Exercise description: Find every line in the records below that holds the word "JSON", and copy it out.

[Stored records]
:::
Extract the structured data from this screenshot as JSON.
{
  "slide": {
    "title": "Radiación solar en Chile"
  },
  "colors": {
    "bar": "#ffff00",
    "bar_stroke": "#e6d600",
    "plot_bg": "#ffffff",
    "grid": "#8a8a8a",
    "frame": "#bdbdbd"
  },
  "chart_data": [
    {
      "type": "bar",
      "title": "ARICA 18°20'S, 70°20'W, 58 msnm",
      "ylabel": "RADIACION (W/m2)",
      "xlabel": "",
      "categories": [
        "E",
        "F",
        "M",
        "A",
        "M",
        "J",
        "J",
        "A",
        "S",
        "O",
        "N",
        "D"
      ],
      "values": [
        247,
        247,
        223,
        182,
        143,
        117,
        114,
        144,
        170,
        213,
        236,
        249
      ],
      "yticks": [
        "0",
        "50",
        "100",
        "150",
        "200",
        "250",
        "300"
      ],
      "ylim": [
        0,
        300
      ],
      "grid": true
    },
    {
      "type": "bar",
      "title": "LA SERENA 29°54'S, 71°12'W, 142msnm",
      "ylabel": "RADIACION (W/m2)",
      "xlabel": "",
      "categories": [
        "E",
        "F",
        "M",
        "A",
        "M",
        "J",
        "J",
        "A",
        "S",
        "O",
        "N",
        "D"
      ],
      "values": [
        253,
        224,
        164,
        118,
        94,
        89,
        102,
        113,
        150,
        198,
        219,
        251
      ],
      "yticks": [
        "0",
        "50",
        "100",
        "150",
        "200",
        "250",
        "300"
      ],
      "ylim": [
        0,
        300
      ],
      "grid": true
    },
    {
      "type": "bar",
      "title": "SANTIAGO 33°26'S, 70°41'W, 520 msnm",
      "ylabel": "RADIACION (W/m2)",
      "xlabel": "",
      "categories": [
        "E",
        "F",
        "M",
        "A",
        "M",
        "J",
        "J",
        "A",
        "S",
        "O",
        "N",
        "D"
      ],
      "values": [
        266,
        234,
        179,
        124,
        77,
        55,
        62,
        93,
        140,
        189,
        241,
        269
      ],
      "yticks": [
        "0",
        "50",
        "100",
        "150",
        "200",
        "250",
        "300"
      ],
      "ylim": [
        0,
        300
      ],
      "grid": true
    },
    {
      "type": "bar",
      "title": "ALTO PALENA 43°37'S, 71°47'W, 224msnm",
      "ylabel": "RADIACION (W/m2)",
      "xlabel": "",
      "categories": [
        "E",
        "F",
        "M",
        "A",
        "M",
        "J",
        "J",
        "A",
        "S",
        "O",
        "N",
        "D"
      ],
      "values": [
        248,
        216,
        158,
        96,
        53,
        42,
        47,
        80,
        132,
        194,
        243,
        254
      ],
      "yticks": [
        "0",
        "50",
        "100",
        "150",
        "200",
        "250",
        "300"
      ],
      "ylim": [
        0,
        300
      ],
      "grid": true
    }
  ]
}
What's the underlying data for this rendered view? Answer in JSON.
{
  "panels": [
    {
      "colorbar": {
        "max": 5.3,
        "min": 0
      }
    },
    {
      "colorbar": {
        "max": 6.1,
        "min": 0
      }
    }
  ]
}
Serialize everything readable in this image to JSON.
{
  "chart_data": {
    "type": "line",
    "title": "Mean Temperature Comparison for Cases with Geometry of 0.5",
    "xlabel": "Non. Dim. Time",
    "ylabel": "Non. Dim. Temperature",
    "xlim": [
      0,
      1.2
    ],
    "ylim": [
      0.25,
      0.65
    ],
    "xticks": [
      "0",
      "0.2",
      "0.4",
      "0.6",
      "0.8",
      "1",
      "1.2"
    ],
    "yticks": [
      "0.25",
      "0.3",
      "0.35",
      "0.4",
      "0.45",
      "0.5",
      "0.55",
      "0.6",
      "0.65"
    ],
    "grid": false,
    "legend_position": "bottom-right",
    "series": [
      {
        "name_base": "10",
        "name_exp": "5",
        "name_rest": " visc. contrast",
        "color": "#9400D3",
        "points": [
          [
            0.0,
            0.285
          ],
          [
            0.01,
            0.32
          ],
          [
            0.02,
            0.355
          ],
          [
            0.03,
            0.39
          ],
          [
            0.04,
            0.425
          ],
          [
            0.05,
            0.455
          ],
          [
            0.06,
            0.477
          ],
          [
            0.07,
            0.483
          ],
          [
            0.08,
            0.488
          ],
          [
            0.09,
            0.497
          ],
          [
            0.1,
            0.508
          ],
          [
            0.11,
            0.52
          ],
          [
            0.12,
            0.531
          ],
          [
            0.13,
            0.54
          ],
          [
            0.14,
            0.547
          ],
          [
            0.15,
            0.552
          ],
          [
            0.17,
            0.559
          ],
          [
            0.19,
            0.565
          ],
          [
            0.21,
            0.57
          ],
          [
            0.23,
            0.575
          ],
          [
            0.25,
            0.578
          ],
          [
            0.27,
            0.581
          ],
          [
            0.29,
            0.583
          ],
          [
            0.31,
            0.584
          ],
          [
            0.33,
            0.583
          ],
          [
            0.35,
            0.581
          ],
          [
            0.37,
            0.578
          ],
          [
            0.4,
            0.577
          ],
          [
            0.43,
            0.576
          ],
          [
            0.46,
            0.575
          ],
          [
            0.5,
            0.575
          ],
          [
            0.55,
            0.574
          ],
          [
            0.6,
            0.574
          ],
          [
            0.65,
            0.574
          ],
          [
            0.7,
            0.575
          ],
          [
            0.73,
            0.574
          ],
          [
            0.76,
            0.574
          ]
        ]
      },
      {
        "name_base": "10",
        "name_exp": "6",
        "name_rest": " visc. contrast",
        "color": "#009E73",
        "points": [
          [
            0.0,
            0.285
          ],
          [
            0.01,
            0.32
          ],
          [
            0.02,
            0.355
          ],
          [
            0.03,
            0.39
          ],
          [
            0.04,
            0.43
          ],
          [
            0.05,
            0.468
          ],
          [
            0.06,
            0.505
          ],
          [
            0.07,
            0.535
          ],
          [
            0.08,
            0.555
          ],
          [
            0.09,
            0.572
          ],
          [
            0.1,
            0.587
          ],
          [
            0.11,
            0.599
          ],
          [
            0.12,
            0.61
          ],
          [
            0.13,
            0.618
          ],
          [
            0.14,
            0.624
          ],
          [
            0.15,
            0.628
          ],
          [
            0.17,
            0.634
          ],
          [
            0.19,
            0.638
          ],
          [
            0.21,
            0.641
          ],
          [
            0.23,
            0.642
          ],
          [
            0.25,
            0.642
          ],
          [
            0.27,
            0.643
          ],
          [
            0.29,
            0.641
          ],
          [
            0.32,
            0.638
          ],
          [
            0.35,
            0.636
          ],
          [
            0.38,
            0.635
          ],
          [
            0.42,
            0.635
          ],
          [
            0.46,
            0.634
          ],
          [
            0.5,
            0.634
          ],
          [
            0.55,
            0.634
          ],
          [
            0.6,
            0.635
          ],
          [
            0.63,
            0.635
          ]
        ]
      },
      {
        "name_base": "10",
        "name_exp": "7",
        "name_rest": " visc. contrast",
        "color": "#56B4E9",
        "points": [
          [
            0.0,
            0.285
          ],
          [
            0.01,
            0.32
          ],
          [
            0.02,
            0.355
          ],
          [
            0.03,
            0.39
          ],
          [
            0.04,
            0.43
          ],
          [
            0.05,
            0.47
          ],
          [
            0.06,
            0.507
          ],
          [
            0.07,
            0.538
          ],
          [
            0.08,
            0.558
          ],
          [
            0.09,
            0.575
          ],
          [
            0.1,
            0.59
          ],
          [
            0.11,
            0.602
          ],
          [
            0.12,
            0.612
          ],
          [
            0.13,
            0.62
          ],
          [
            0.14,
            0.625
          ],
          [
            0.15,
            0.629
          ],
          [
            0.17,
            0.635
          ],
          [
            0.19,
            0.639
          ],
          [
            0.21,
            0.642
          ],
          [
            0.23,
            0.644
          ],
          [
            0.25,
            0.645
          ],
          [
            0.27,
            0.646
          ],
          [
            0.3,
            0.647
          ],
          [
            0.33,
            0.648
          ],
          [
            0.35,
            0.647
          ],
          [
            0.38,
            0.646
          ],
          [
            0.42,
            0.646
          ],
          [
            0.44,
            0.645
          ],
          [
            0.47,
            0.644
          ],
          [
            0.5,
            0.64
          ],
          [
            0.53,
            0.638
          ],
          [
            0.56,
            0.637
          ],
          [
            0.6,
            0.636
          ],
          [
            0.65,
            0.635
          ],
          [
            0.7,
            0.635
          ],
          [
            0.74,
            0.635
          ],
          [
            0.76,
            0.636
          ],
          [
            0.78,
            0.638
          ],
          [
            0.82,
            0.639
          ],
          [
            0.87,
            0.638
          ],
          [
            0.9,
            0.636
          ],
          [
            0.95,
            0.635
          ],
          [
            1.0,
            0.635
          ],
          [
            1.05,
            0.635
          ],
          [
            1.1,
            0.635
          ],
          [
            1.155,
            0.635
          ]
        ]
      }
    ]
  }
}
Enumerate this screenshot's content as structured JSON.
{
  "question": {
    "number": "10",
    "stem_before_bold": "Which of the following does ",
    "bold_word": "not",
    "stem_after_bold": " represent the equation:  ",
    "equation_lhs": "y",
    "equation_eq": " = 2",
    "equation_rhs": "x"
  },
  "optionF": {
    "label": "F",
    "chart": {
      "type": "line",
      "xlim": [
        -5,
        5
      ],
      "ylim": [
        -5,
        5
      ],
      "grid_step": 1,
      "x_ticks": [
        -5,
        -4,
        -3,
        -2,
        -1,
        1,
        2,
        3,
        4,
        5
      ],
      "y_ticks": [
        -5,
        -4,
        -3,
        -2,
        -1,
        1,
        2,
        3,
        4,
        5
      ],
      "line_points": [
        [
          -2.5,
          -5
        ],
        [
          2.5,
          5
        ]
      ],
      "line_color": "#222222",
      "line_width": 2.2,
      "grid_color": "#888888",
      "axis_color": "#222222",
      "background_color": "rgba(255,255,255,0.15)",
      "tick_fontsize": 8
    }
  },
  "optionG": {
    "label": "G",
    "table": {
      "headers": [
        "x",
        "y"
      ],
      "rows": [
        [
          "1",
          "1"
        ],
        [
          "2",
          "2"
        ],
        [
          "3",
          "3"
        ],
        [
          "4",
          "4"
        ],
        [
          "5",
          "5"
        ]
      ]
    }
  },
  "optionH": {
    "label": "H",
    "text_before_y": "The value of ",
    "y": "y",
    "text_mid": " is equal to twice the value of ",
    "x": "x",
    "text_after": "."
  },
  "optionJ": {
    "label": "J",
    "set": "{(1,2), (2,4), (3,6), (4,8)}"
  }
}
:::
Response below:
Extract the structured data from this screenshot as JSON.
What's the underlying data for this rendered view? Answer in JSON.
Serialize everything readable in this image to JSON.
Enumerate this screenshot's content as structured JSON.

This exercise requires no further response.